Short exercise: Find the lines that contain the word "object" and copy each one.

******************************

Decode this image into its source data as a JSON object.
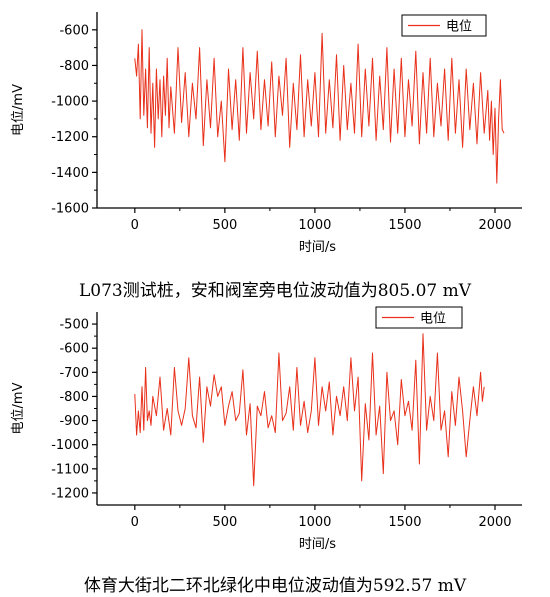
{
  "charts": [
    {
      "xlabel": "时间/s",
      "ylabel": "电位/mV",
      "legend": "电位",
      "caption": "L073测试桩，安和阀室旁电位波动值为805.07 mV"
    },
    {
      "xlabel": "时间/s",
      "ylabel": "电位/mV",
      "legend": "电位",
      "caption": "体育大街北二环北绿化中电位波动值为592.57 mV"
    }
  ],
  "chart_data": [
    {
      "type": "line",
      "series": [
        {
          "name": "电位",
          "color": "#e8301a",
          "x": [
            0,
            10,
            20,
            30,
            40,
            50,
            60,
            70,
            80,
            90,
            100,
            110,
            120,
            130,
            140,
            150,
            160,
            170,
            180,
            190,
            200,
            220,
            240,
            260,
            280,
            300,
            320,
            340,
            360,
            380,
            400,
            420,
            440,
            460,
            480,
            500,
            520,
            540,
            560,
            580,
            600,
            620,
            640,
            660,
            680,
            700,
            720,
            740,
            760,
            780,
            800,
            820,
            840,
            860,
            880,
            900,
            920,
            940,
            960,
            980,
            1000,
            1020,
            1040,
            1060,
            1080,
            1100,
            1120,
            1140,
            1160,
            1180,
            1200,
            1220,
            1240,
            1260,
            1280,
            1300,
            1320,
            1340,
            1360,
            1380,
            1400,
            1420,
            1440,
            1460,
            1480,
            1500,
            1520,
            1540,
            1560,
            1580,
            1600,
            1620,
            1640,
            1660,
            1680,
            1700,
            1720,
            1740,
            1760,
            1780,
            1800,
            1820,
            1840,
            1860,
            1880,
            1900,
            1920,
            1940,
            1960,
            1970,
            1980,
            1990,
            2000,
            2010,
            2020,
            2030,
            2040,
            2050
          ],
          "values": [
            -760,
            -860,
            -680,
            -1100,
            -600,
            -1080,
            -820,
            -1150,
            -700,
            -1180,
            -900,
            -1260,
            -820,
            -1100,
            -880,
            -1200,
            -860,
            -1080,
            -760,
            -1150,
            -920,
            -1180,
            -700,
            -1120,
            -840,
            -1200,
            -900,
            -1100,
            -700,
            -1250,
            -880,
            -1150,
            -760,
            -1200,
            -1000,
            -1340,
            -820,
            -1160,
            -880,
            -1220,
            -700,
            -1180,
            -840,
            -1100,
            -720,
            -1160,
            -880,
            -1140,
            -780,
            -1200,
            -860,
            -1080,
            -760,
            -1260,
            -900,
            -1160,
            -740,
            -1200,
            -880,
            -1140,
            -840,
            -1200,
            -620,
            -1180,
            -880,
            -1150,
            -740,
            -1220,
            -800,
            -1160,
            -900,
            -1180,
            -680,
            -1200,
            -820,
            -1140,
            -760,
            -1220,
            -860,
            -1160,
            -700,
            -1230,
            -820,
            -1180,
            -760,
            -1200,
            -880,
            -1140,
            -720,
            -1240,
            -840,
            -1180,
            -760,
            -1200,
            -900,
            -1140,
            -820,
            -1220,
            -760,
            -1180,
            -880,
            -1260,
            -820,
            -1160,
            -900,
            -1240,
            -840,
            -1180,
            -940,
            -1220,
            -1000,
            -1300,
            -1040,
            -1460,
            -1100,
            -880,
            -1160,
            -1180
          ],
          "annotation": "series ends at about x=2050"
        }
      ],
      "xlim": [
        -210,
        2150
      ],
      "ylim": [
        -1600,
        -500
      ],
      "xticks": [
        0,
        500,
        1000,
        1500,
        2000
      ],
      "yticks": [
        -1600,
        -1400,
        -1200,
        -1000,
        -800,
        -600
      ],
      "legend_position": "top-right",
      "grid": false
    },
    {
      "type": "line",
      "series": [
        {
          "name": "电位",
          "color": "#e8301a",
          "x": [
            0,
            10,
            20,
            30,
            40,
            50,
            60,
            70,
            80,
            90,
            100,
            120,
            140,
            160,
            180,
            200,
            220,
            240,
            260,
            280,
            300,
            320,
            340,
            360,
            380,
            400,
            420,
            440,
            460,
            480,
            500,
            520,
            540,
            560,
            580,
            600,
            620,
            640,
            660,
            680,
            700,
            720,
            740,
            760,
            780,
            800,
            820,
            840,
            860,
            880,
            900,
            920,
            940,
            960,
            980,
            1000,
            1020,
            1040,
            1060,
            1080,
            1100,
            1120,
            1140,
            1160,
            1180,
            1200,
            1220,
            1240,
            1260,
            1280,
            1300,
            1320,
            1340,
            1360,
            1380,
            1400,
            1420,
            1440,
            1460,
            1480,
            1500,
            1520,
            1540,
            1560,
            1580,
            1600,
            1620,
            1640,
            1660,
            1680,
            1700,
            1720,
            1740,
            1760,
            1780,
            1800,
            1820,
            1840,
            1860,
            1880,
            1900,
            1920,
            1930,
            1940
          ],
          "values": [
            -790,
            -960,
            -860,
            -950,
            -760,
            -940,
            -680,
            -900,
            -860,
            -920,
            -800,
            -880,
            -720,
            -940,
            -850,
            -960,
            -680,
            -860,
            -920,
            -850,
            -640,
            -880,
            -930,
            -720,
            -990,
            -760,
            -840,
            -710,
            -800,
            -760,
            -920,
            -840,
            -780,
            -900,
            -870,
            -690,
            -960,
            -830,
            -1170,
            -840,
            -880,
            -780,
            -930,
            -880,
            -950,
            -620,
            -900,
            -870,
            -760,
            -940,
            -680,
            -920,
            -820,
            -950,
            -860,
            -640,
            -920,
            -760,
            -860,
            -740,
            -960,
            -800,
            -880,
            -760,
            -900,
            -640,
            -860,
            -720,
            -1150,
            -830,
            -980,
            -620,
            -960,
            -840,
            -1120,
            -700,
            -900,
            -860,
            -1000,
            -730,
            -880,
            -820,
            -940,
            -650,
            -1080,
            -540,
            -940,
            -800,
            -900,
            -620,
            -940,
            -860,
            -1050,
            -780,
            -920,
            -720,
            -860,
            -1050,
            -900,
            -760,
            -880,
            -700,
            -820,
            -760
          ],
          "annotation": "series ends at about x=1940"
        }
      ],
      "xlim": [
        -210,
        2150
      ],
      "ylim": [
        -1250,
        -450
      ],
      "xticks": [
        0,
        500,
        1000,
        1500,
        2000
      ],
      "yticks": [
        -1200,
        -1100,
        -1000,
        -900,
        -800,
        -700,
        -600,
        -500
      ],
      "legend_position": "top-right",
      "grid": false
    }
  ]
}
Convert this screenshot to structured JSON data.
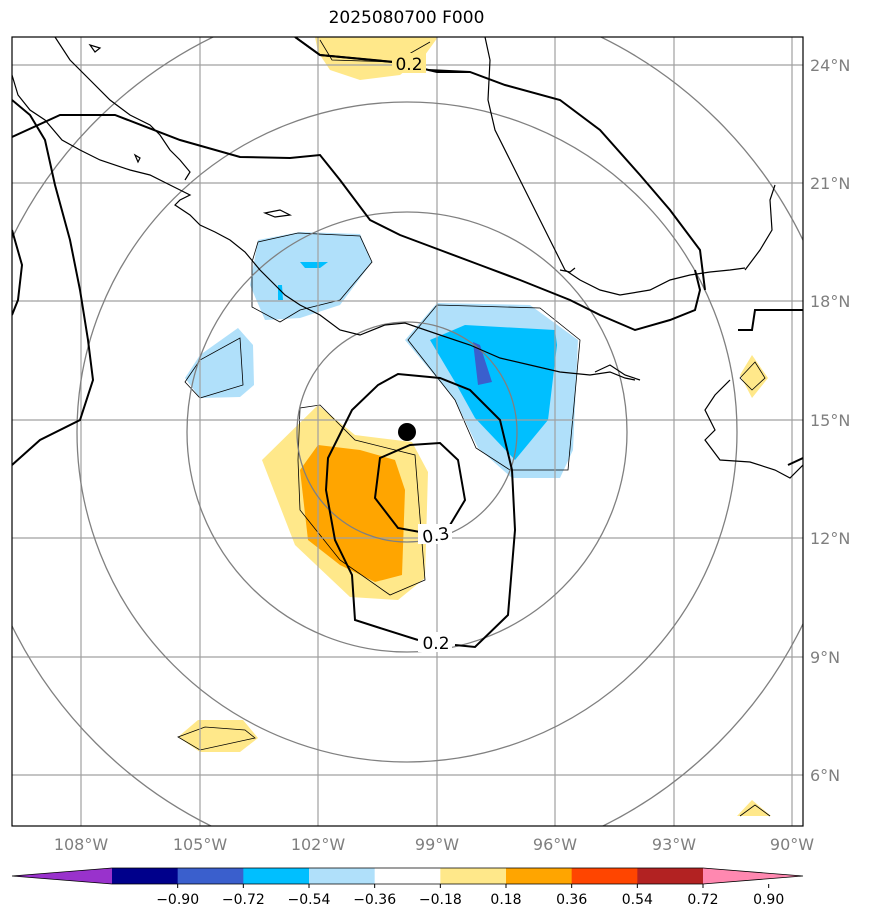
{
  "title": "2025080700 F000",
  "map": {
    "lon_labels": [
      "108°W",
      "105°W",
      "102°W",
      "99°W",
      "96°W",
      "93°W",
      "90°W"
    ],
    "lat_labels": [
      "24°N",
      "21°N",
      "18°N",
      "15°N",
      "12°N",
      "9°N",
      "6°N"
    ],
    "contour_labels": [
      "0.2",
      "0.3",
      "0.2"
    ],
    "colors": {
      "gridline": "#a0a0a0",
      "coast": "#000000",
      "range_ring": "#808080",
      "center_marker": "#000000"
    }
  },
  "colorbar": {
    "tick_labels": [
      "−0.90",
      "−0.72",
      "−0.54",
      "−0.36",
      "−0.18",
      "0.18",
      "0.36",
      "0.54",
      "0.72",
      "0.90"
    ],
    "colors": [
      "#9932cc",
      "#00008b",
      "#3a5fcd",
      "#00bfff",
      "#b0e0fa",
      "#ffffff",
      "#ffe88a",
      "#ffa500",
      "#ff4500",
      "#b22222",
      "#ff88b0"
    ]
  }
}
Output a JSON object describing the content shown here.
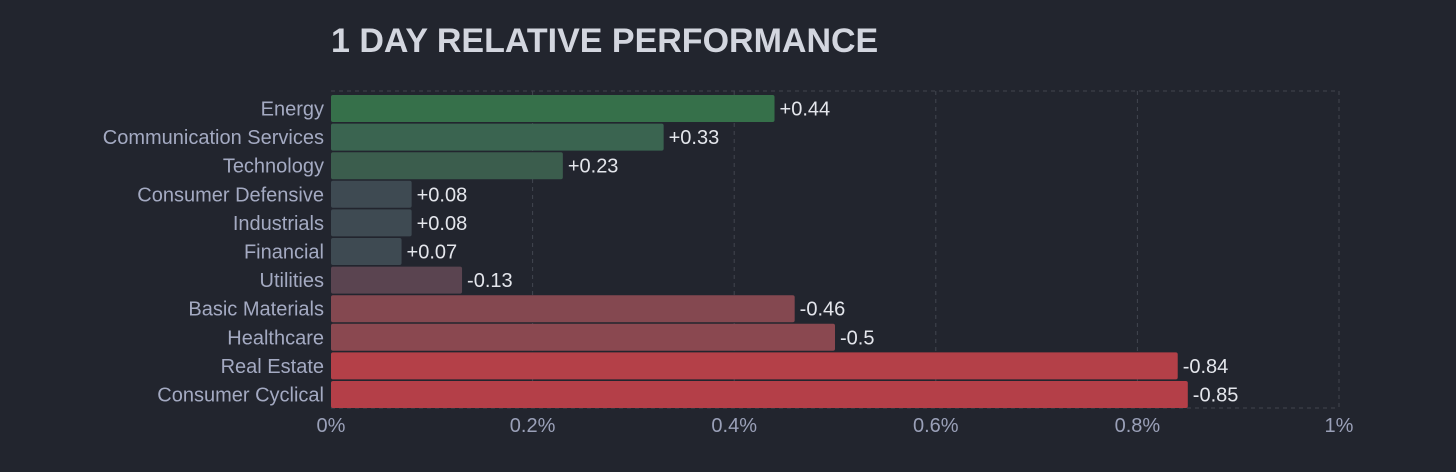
{
  "chart_data": {
    "type": "bar",
    "orientation": "horizontal",
    "title": "1 DAY RELATIVE PERFORMANCE",
    "xlabel": "",
    "ylabel": "",
    "xlim": [
      0,
      1
    ],
    "grid": true,
    "categories": [
      "Energy",
      "Communication Services",
      "Technology",
      "Consumer Defensive",
      "Industrials",
      "Financial",
      "Utilities",
      "Basic Materials",
      "Healthcare",
      "Real Estate",
      "Consumer Cyclical"
    ],
    "values": [
      0.44,
      0.33,
      0.23,
      0.08,
      0.08,
      0.07,
      -0.13,
      -0.46,
      -0.5,
      -0.84,
      -0.85
    ],
    "value_labels": [
      "+0.44",
      "+0.33",
      "+0.23",
      "+0.08",
      "+0.08",
      "+0.07",
      "-0.13",
      "-0.46",
      "-0.5",
      "-0.84",
      "-0.85"
    ],
    "bar_colors": [
      "#36704a",
      "#3a6450",
      "#3b5d4d",
      "#3e4a52",
      "#3e4a52",
      "#3e4a52",
      "#5a4450",
      "#844850",
      "#8a4850",
      "#b44048",
      "#b43f48"
    ],
    "x_ticks": [
      0,
      0.2,
      0.4,
      0.6,
      0.8,
      1
    ],
    "x_tick_labels": [
      "0%",
      "0.2%",
      "0.4%",
      "0.6%",
      "0.8%",
      "1%"
    ]
  },
  "colors": {
    "background": "#22252e",
    "grid": "#41454f"
  }
}
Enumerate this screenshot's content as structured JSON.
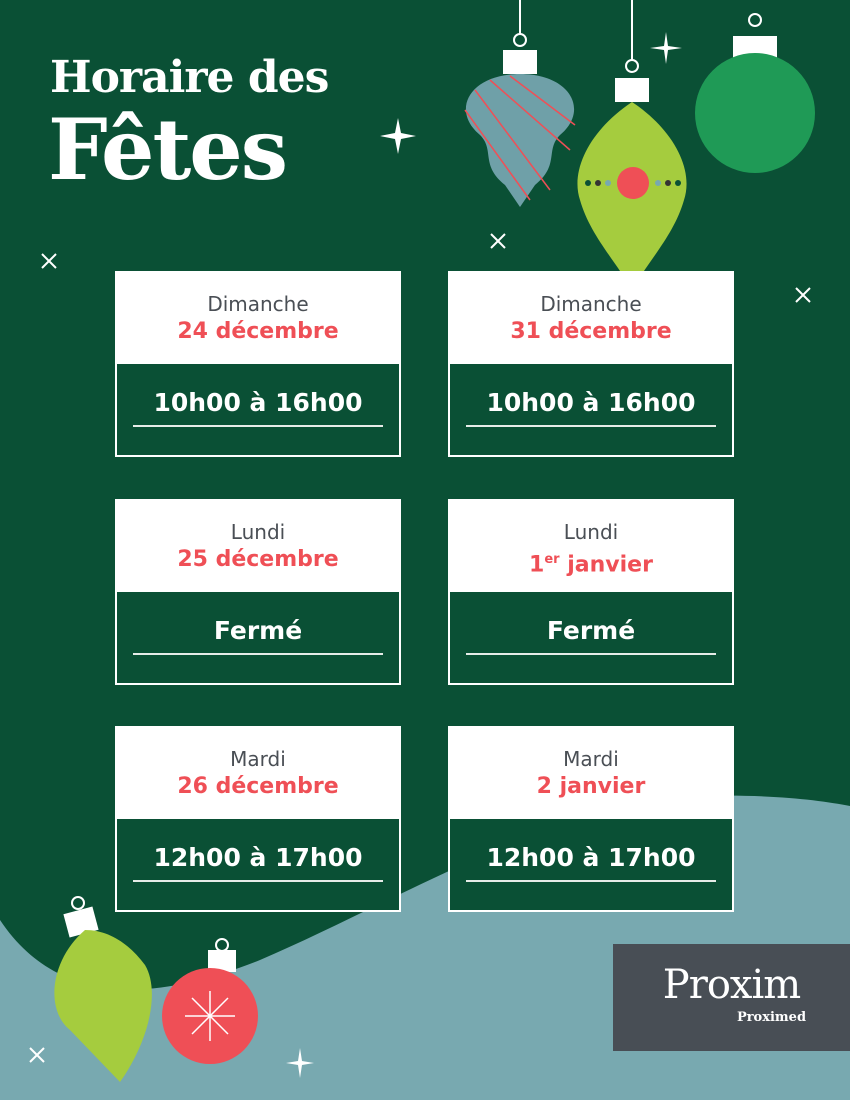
{
  "header": {
    "title_line1": "Horaire des",
    "title_line2": "Fêtes"
  },
  "schedule": [
    {
      "day": "Dimanche",
      "date": "24 décembre",
      "hours": "10h00 à 16h00"
    },
    {
      "day": "Dimanche",
      "date": "31 décembre",
      "hours": "10h00 à 16h00"
    },
    {
      "day": "Lundi",
      "date": "25 décembre",
      "hours": "Fermé"
    },
    {
      "day": "Lundi",
      "date_num": "1",
      "date_sup": "er",
      "date_rest": " janvier",
      "hours": "Fermé"
    },
    {
      "day": "Mardi",
      "date": "26 décembre",
      "hours": "12h00 à 17h00"
    },
    {
      "day": "Mardi",
      "date": "2 janvier",
      "hours": "12h00 à 17h00"
    }
  ],
  "logo": {
    "brand": "Proxim",
    "sub_brand": "Proximed"
  },
  "colors": {
    "dark_green": "#0a5035",
    "teal": "#78a9b0",
    "red": "#ef4f56",
    "lime": "#a5cc3e",
    "logo_bg": "#484e55"
  }
}
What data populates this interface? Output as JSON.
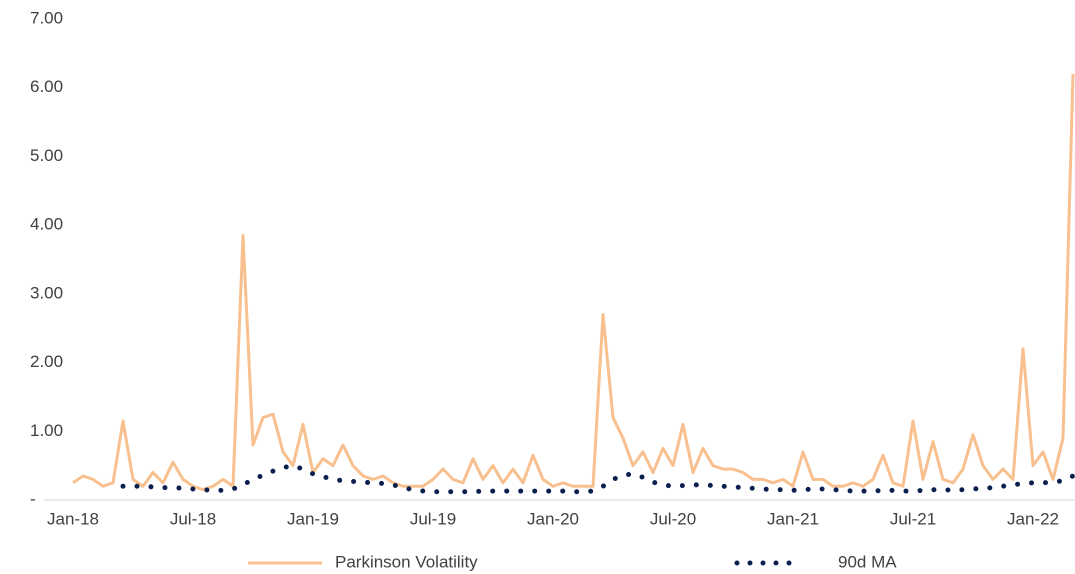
{
  "chart_data": {
    "type": "line",
    "categories": [
      "Jan-18",
      null,
      null,
      null,
      null,
      null,
      null,
      null,
      null,
      null,
      null,
      null,
      "Jul-18",
      null,
      null,
      null,
      null,
      null,
      null,
      null,
      null,
      null,
      null,
      null,
      "Jan-19",
      null,
      null,
      null,
      null,
      null,
      null,
      null,
      null,
      null,
      null,
      null,
      "Jul-19",
      null,
      null,
      null,
      null,
      null,
      null,
      null,
      null,
      null,
      null,
      null,
      "Jan-20",
      null,
      null,
      null,
      null,
      null,
      null,
      null,
      null,
      null,
      null,
      null,
      "Jul-20",
      null,
      null,
      null,
      null,
      null,
      null,
      null,
      null,
      null,
      null,
      null,
      "Jan-21",
      null,
      null,
      null,
      null,
      null,
      null,
      null,
      null,
      null,
      null,
      null,
      "Jul-21",
      null,
      null,
      null,
      null,
      null,
      null,
      null,
      null,
      null,
      null,
      null,
      "Jan-22",
      null,
      null,
      null,
      null
    ],
    "series": [
      {
        "name": "Parkinson Volatility",
        "color": "#f9c08f",
        "style": "solid",
        "values": [
          0.25,
          0.35,
          0.3,
          0.2,
          0.25,
          1.15,
          0.3,
          0.2,
          0.4,
          0.25,
          0.55,
          0.3,
          0.2,
          0.15,
          0.2,
          0.3,
          0.2,
          3.85,
          0.8,
          1.2,
          1.25,
          0.7,
          0.5,
          1.1,
          0.4,
          0.6,
          0.5,
          0.8,
          0.5,
          0.35,
          0.3,
          0.35,
          0.25,
          0.2,
          0.2,
          0.2,
          0.3,
          0.45,
          0.3,
          0.25,
          0.6,
          0.3,
          0.5,
          0.25,
          0.45,
          0.25,
          0.65,
          0.3,
          0.2,
          0.25,
          0.2,
          0.2,
          0.2,
          2.7,
          1.2,
          0.9,
          0.5,
          0.7,
          0.4,
          0.75,
          0.5,
          1.1,
          0.4,
          0.75,
          0.5,
          0.45,
          0.45,
          0.4,
          0.3,
          0.3,
          0.25,
          0.3,
          0.2,
          0.7,
          0.3,
          0.3,
          0.2,
          0.2,
          0.25,
          0.2,
          0.3,
          0.65,
          0.25,
          0.2,
          1.15,
          0.3,
          0.85,
          0.3,
          0.25,
          0.45,
          0.95,
          0.5,
          0.3,
          0.45,
          0.3,
          2.2,
          0.5,
          0.7,
          0.3,
          0.9,
          6.2
        ]
      },
      {
        "name": "90d MA",
        "color": "#0b1f4f",
        "style": "dotted",
        "values": [
          null,
          null,
          null,
          null,
          null,
          0.2,
          0.2,
          0.2,
          0.19,
          0.18,
          0.18,
          0.17,
          0.16,
          0.15,
          0.14,
          0.14,
          0.16,
          0.22,
          0.3,
          0.36,
          0.42,
          0.47,
          0.5,
          0.45,
          0.38,
          0.34,
          0.3,
          0.28,
          0.27,
          0.26,
          0.25,
          0.24,
          0.22,
          0.18,
          0.15,
          0.13,
          0.12,
          0.12,
          0.12,
          0.12,
          0.12,
          0.13,
          0.13,
          0.13,
          0.13,
          0.13,
          0.13,
          0.13,
          0.13,
          0.13,
          0.12,
          0.12,
          0.13,
          0.2,
          0.3,
          0.36,
          0.38,
          0.33,
          0.26,
          0.22,
          0.2,
          0.21,
          0.22,
          0.22,
          0.21,
          0.2,
          0.19,
          0.18,
          0.17,
          0.16,
          0.15,
          0.15,
          0.14,
          0.15,
          0.16,
          0.16,
          0.15,
          0.14,
          0.13,
          0.13,
          0.13,
          0.14,
          0.14,
          0.13,
          0.13,
          0.14,
          0.15,
          0.15,
          0.14,
          0.15,
          0.16,
          0.17,
          0.18,
          0.2,
          0.22,
          0.24,
          0.25,
          0.25,
          0.26,
          0.28,
          0.35
        ]
      }
    ],
    "ylim": [
      0,
      7
    ],
    "yticks": [
      {
        "value": 0,
        "label": "-"
      },
      {
        "value": 1,
        "label": "1.00"
      },
      {
        "value": 2,
        "label": "2.00"
      },
      {
        "value": 3,
        "label": "3.00"
      },
      {
        "value": 4,
        "label": "4.00"
      },
      {
        "value": 5,
        "label": "5.00"
      },
      {
        "value": 6,
        "label": "6.00"
      },
      {
        "value": 7,
        "label": "7.00"
      }
    ],
    "grid": false,
    "legend": "bottom"
  }
}
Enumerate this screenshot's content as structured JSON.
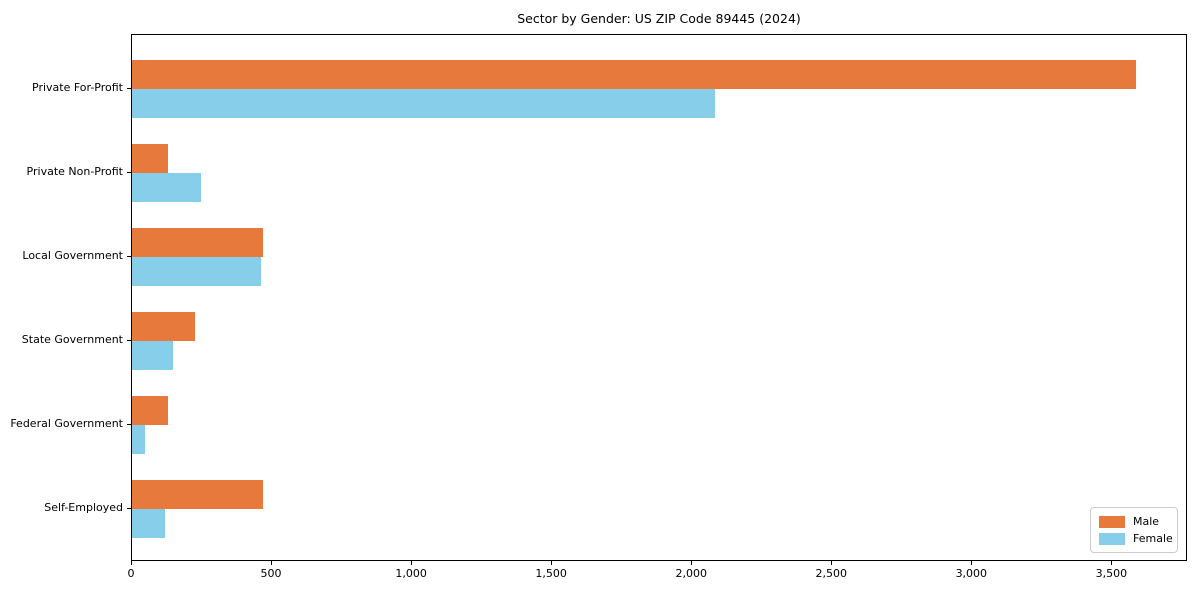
{
  "chart_data": {
    "type": "bar",
    "orientation": "horizontal",
    "title": "Sector by Gender: US ZIP Code 89445 (2024)",
    "categories": [
      "Private For-Profit",
      "Private Non-Profit",
      "Local Government",
      "State Government",
      "Federal Government",
      "Self-Employed"
    ],
    "series": [
      {
        "name": "Male",
        "color": "#e8793d",
        "values": [
          3585,
          130,
          468,
          226,
          127,
          466
        ]
      },
      {
        "name": "Female",
        "color": "#87ceeb",
        "values": [
          2080,
          247,
          462,
          147,
          48,
          119
        ]
      }
    ],
    "xlabel": "",
    "ylabel": "",
    "xlim": [
      0,
      3770
    ],
    "x_ticks": [
      0,
      500,
      1000,
      1500,
      2000,
      2500,
      3000,
      3500
    ],
    "x_tick_labels": [
      "0",
      "500",
      "1,000",
      "1,500",
      "2,000",
      "2,500",
      "3,000",
      "3,500"
    ],
    "grid": false,
    "legend": {
      "position": "lower-right",
      "entries": [
        "Male",
        "Female"
      ]
    }
  }
}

******************************

Final answer:
Decode this image into its source data as a JSON object.
Output a JSON object describing the content shown here.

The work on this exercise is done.